#### WHAT YOU WILL DO
Find the word "Πόρος" in the listing; pull out each line holding it.

#### DATA TO USE

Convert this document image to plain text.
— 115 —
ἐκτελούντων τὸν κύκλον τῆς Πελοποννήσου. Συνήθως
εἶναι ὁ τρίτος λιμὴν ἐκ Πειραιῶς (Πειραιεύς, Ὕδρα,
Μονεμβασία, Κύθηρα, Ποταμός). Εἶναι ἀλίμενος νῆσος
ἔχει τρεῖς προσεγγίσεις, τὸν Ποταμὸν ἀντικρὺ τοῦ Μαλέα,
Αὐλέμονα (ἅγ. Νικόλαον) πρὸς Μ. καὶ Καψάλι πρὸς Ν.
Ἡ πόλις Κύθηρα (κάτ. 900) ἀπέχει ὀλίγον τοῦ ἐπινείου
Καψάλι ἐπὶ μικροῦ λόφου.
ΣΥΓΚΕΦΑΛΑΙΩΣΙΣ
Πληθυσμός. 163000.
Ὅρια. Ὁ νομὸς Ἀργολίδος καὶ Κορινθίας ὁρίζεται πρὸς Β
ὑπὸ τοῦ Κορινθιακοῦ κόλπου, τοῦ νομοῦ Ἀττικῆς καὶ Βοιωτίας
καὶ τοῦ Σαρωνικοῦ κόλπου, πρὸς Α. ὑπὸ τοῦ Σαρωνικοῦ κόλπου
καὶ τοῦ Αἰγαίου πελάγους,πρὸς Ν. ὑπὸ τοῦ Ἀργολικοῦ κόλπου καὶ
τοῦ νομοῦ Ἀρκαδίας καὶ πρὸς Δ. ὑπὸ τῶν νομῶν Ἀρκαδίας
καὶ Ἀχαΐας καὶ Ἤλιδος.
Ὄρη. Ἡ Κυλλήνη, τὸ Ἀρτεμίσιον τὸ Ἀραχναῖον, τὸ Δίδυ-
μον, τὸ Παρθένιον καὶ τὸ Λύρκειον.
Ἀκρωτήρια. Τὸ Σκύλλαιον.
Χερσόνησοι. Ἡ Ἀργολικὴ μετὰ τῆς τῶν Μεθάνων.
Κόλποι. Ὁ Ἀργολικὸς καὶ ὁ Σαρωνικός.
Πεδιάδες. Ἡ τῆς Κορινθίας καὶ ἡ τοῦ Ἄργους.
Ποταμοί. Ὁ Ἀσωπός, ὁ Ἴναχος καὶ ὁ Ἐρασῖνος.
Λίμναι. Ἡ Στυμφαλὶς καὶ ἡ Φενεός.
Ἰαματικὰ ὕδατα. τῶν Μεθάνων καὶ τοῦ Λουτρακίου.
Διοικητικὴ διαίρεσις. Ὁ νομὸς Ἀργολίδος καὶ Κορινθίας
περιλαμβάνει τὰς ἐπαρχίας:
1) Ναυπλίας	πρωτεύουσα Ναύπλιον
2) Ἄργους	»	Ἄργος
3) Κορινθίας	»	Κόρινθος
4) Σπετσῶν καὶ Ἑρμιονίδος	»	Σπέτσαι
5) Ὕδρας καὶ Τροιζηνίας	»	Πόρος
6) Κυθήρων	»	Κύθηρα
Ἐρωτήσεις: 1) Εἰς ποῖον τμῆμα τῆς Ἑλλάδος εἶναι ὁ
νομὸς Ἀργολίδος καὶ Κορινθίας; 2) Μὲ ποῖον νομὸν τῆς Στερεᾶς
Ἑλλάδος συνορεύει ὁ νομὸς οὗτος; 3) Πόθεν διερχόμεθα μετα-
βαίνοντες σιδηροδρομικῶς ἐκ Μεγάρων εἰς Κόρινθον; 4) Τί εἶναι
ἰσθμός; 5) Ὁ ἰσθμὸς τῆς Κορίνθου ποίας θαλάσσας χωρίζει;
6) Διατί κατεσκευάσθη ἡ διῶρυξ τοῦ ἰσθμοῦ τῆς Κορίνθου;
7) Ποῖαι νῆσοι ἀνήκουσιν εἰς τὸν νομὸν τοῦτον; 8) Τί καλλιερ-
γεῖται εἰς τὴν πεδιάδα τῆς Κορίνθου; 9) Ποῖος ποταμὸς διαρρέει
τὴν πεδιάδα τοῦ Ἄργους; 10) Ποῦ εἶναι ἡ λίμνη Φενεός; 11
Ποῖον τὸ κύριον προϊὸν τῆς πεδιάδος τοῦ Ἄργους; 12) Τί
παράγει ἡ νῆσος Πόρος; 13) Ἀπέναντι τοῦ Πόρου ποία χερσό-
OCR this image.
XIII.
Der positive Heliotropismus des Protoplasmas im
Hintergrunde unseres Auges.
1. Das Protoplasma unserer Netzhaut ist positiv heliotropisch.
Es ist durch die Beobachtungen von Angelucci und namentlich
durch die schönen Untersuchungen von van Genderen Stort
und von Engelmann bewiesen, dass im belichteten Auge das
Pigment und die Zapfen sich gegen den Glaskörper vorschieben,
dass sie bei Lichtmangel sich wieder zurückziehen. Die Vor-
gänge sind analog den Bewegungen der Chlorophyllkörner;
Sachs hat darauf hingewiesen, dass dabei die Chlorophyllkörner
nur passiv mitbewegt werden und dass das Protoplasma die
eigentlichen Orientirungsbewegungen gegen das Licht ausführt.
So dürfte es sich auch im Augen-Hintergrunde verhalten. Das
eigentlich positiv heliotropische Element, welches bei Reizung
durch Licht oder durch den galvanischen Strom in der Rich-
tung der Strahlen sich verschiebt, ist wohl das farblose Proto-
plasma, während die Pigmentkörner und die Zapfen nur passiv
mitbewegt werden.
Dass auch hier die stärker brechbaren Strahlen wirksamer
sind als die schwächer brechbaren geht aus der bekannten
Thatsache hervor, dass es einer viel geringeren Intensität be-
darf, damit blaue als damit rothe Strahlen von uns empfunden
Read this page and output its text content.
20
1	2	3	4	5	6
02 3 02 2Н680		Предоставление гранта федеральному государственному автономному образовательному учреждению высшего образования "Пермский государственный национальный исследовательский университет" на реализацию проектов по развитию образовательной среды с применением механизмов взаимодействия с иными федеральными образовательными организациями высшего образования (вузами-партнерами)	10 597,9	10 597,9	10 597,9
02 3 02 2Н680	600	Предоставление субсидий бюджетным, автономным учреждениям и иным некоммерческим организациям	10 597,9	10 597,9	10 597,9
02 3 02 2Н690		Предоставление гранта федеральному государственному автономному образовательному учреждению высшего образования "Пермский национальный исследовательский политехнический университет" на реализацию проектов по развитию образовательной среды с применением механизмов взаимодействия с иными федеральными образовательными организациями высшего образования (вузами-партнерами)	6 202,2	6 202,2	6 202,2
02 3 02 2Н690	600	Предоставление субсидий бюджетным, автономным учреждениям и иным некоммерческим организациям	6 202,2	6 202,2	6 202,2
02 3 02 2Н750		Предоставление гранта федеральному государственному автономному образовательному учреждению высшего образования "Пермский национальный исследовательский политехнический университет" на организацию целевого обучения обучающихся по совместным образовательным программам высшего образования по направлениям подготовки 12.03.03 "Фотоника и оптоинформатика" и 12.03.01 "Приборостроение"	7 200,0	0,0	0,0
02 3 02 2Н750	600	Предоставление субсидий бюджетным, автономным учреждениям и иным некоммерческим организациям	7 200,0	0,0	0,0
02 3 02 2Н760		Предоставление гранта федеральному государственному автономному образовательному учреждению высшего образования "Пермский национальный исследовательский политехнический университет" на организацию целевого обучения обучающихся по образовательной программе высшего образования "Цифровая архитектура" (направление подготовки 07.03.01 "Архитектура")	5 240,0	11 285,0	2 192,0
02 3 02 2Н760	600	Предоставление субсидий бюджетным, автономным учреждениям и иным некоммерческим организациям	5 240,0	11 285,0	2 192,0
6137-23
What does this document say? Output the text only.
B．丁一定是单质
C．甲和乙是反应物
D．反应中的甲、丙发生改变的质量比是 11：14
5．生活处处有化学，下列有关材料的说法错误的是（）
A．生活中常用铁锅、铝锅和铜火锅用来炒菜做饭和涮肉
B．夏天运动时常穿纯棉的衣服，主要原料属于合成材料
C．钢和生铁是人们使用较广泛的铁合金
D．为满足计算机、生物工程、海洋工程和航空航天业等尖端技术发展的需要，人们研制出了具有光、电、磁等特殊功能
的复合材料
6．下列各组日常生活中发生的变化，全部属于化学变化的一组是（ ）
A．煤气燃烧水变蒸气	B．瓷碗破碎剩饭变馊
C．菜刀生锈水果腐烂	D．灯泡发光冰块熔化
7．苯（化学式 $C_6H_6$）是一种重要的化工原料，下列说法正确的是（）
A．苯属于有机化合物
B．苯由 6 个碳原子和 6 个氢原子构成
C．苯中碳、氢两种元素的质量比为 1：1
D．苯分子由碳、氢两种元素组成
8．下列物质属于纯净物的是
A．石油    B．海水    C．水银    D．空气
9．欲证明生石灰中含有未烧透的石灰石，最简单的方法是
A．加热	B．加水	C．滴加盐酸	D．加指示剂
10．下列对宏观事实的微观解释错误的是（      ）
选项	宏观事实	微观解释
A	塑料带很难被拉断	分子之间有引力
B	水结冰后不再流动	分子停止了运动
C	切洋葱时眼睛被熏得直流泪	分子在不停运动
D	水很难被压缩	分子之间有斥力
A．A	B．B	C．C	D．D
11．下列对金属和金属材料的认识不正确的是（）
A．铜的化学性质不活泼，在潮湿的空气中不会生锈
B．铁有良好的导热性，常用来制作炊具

#### RESULT BELOW
5) Ὕδρας καὶ Τροιζηνίας	»	Πόρος
παράγει ἡ νῆσος Πόρος; 13) Ἀπέναντι τοῦ Πόρου ποία χερσό-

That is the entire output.